Exercise: Leave out the pictures and restate the rest of the data exactly.

Source material:
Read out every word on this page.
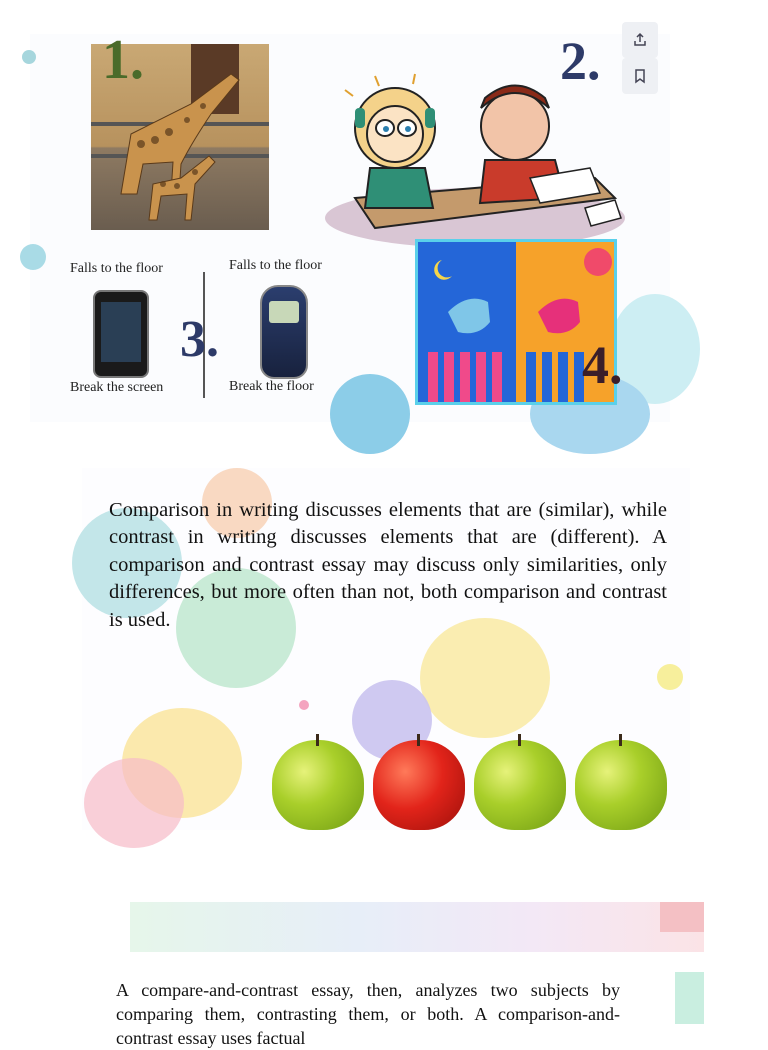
1.	2.
Falls to the floor	Falls to the floor
3.
Break the screen	Break the floor	4.

Comparison in writing discusses elements that are (similar), while contrast in writing discusses elements that are (different). A comparison and contrast essay may discuss only similarities, only differences, but more often than not, both comparison and contrast is used.

A compare-and-contrast essay, then, analyzes two subjects by comparing them, contrasting them, or both. A comparison-and-contrast essay uses factual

The output:
Read out every word on this page.
1.	2.
Falls to the floor	Falls to the floor
3.
Break the screen	Break the floor	4.

Comparison in writing discusses elements that are (similar), while contrast in writing discusses elements that are (different). A comparison and contrast essay may discuss only similarities, only differences, but more often than not, both comparison and contrast is used.

A compare-and-contrast essay, then, analyzes two subjects by comparing them, contrasting them, or both. A comparison-and-contrast essay uses factual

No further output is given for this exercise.